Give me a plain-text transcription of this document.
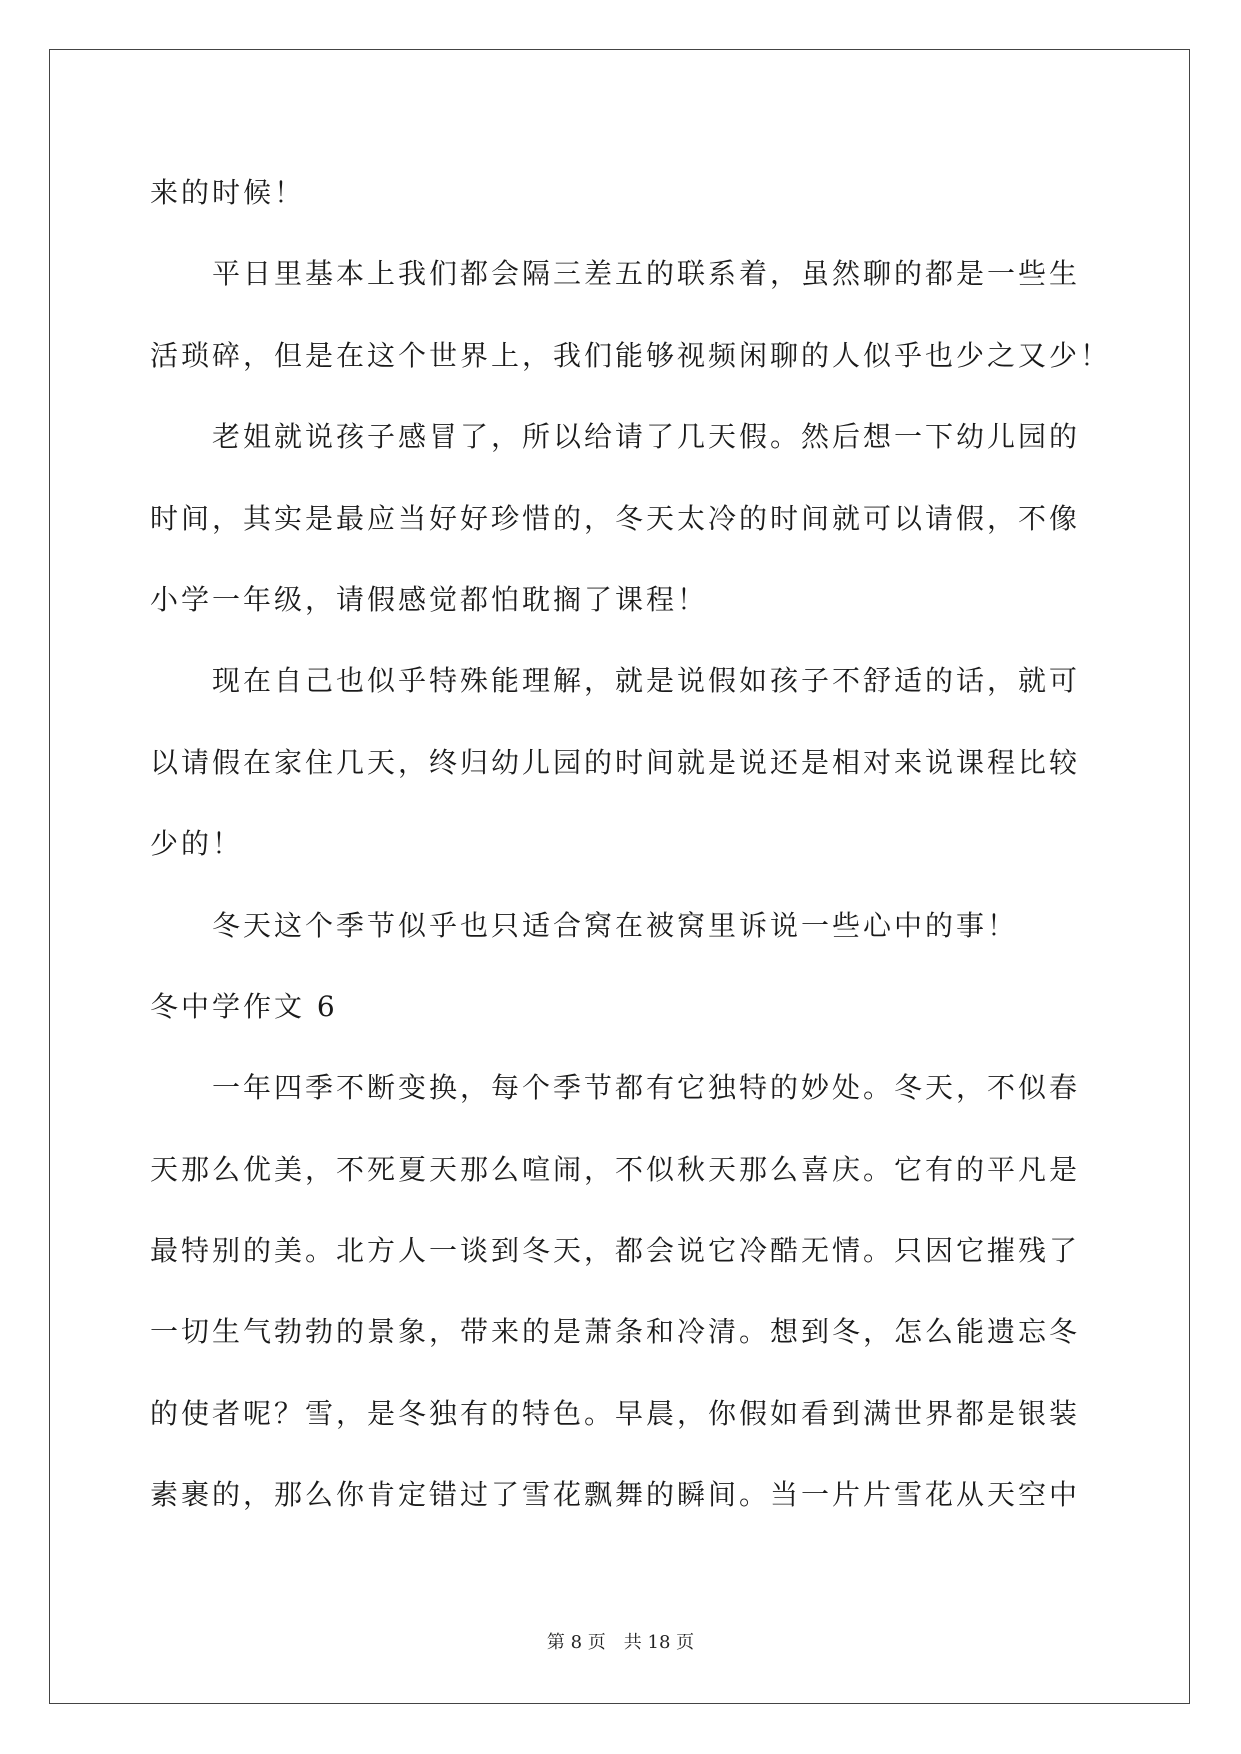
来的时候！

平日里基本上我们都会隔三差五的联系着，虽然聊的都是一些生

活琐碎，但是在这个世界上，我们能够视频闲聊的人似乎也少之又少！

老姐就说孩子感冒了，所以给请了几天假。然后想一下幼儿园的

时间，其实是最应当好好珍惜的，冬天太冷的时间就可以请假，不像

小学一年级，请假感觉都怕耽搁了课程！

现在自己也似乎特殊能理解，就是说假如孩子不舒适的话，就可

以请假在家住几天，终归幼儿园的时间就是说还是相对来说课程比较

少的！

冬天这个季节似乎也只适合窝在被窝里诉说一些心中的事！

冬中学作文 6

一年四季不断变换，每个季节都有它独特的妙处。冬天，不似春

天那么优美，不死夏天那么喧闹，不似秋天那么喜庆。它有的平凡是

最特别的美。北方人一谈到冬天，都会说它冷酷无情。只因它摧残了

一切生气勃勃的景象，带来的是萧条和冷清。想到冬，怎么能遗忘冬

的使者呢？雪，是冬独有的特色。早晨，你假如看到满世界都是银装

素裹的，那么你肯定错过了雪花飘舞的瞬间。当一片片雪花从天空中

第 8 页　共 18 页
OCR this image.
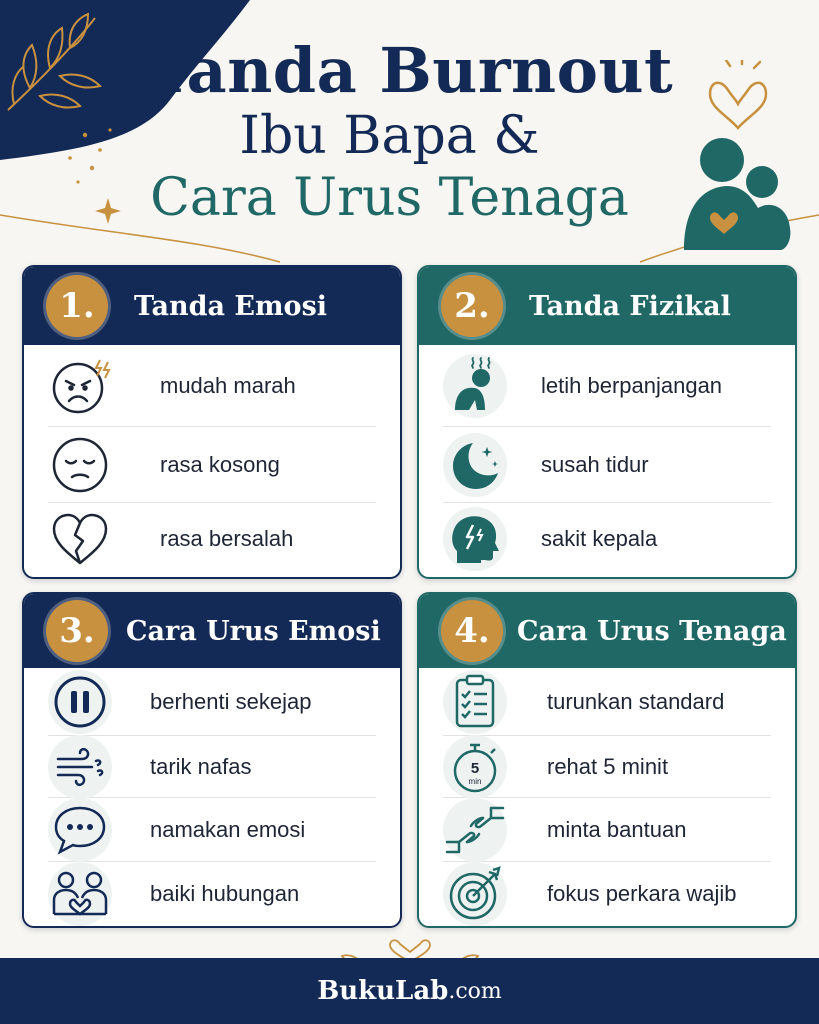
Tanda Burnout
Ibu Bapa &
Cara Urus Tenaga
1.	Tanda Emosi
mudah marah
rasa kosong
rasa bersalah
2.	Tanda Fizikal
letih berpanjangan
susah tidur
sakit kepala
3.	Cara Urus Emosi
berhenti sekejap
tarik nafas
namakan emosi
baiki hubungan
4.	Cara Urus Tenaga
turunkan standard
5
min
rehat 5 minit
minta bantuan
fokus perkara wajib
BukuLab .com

::::::::

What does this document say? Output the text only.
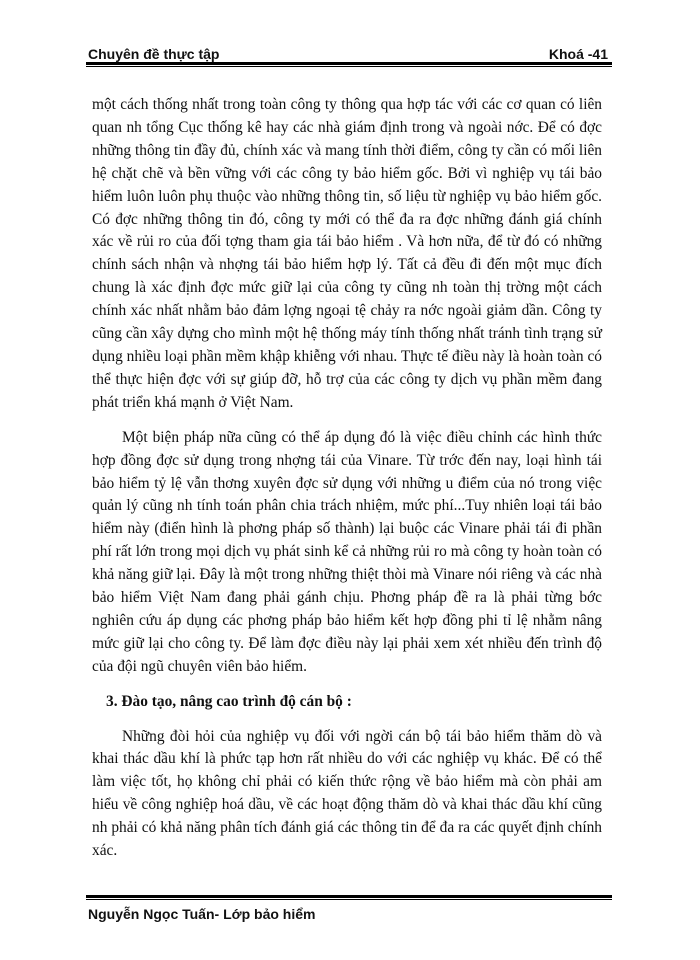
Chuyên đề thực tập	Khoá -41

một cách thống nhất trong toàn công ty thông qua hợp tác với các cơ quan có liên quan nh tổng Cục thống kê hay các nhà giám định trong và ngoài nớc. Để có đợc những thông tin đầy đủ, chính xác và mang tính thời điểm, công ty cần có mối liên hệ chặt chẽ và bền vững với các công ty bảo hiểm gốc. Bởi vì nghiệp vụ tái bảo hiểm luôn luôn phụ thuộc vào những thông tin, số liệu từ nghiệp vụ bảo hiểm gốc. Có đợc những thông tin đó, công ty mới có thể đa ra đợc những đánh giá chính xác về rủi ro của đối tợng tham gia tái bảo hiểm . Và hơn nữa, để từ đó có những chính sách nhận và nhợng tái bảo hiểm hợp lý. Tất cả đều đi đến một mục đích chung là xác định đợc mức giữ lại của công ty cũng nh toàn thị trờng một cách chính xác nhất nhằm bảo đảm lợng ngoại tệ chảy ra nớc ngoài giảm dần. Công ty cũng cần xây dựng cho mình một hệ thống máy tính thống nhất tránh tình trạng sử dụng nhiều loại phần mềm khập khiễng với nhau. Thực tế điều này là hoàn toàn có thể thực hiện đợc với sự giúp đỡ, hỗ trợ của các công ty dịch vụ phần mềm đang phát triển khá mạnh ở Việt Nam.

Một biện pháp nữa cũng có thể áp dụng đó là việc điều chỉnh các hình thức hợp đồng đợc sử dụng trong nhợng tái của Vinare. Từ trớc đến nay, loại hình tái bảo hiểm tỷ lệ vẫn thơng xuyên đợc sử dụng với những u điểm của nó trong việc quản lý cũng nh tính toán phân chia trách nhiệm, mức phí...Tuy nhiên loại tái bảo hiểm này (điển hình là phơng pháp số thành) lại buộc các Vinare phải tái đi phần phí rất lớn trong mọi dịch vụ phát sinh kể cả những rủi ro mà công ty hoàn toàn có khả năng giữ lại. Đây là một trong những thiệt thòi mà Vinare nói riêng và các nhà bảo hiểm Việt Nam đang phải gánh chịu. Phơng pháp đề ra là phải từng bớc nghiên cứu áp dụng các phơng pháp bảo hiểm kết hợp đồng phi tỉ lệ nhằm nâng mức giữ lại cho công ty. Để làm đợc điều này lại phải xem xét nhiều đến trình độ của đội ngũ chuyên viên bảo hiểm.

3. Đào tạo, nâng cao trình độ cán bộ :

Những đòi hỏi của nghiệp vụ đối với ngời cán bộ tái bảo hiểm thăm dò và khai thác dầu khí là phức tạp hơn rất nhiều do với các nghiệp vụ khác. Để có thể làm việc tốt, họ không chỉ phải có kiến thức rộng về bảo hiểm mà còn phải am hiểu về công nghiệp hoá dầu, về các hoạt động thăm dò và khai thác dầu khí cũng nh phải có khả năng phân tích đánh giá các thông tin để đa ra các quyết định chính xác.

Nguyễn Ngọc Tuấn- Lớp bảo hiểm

::::::::

Task to complete
Search the data above for the string "thực" and return every line that has it.

Result below
Chuyên đề thực tập	Khoá -41
một cách thống nhất trong toàn công ty thông qua hợp tác với các cơ quan có liên quan nh tổng Cục thống kê hay các nhà giám định trong và ngoài nớc. Để có đợc những thông tin đầy đủ, chính xác và mang tính thời điểm, công ty cần có mối liên hệ chặt chẽ và bền vững với các công ty bảo hiểm gốc. Bởi vì nghiệp vụ tái bảo hiểm luôn luôn phụ thuộc vào những thông tin, số liệu từ nghiệp vụ bảo hiểm gốc. Có đợc những thông tin đó, công ty mới có thể đa ra đợc những đánh giá chính xác về rủi ro của đối tợng tham gia tái bảo hiểm . Và hơn nữa, để từ đó có những chính sách nhận và nhợng tái bảo hiểm hợp lý. Tất cả đều đi đến một mục đích chung là xác định đợc mức giữ lại của công ty cũng nh toàn thị trờng một cách chính xác nhất nhằm bảo đảm lợng ngoại tệ chảy ra nớc ngoài giảm dần. Công ty cũng cần xây dựng cho mình một hệ thống máy tính thống nhất tránh tình trạng sử dụng nhiều loại phần mềm khập khiễng với nhau. Thực tế điều này là hoàn toàn có thể thực hiện đợc với sự giúp đỡ, hỗ trợ của các công ty dịch vụ phần mềm đang phát triển khá mạnh ở Việt Nam.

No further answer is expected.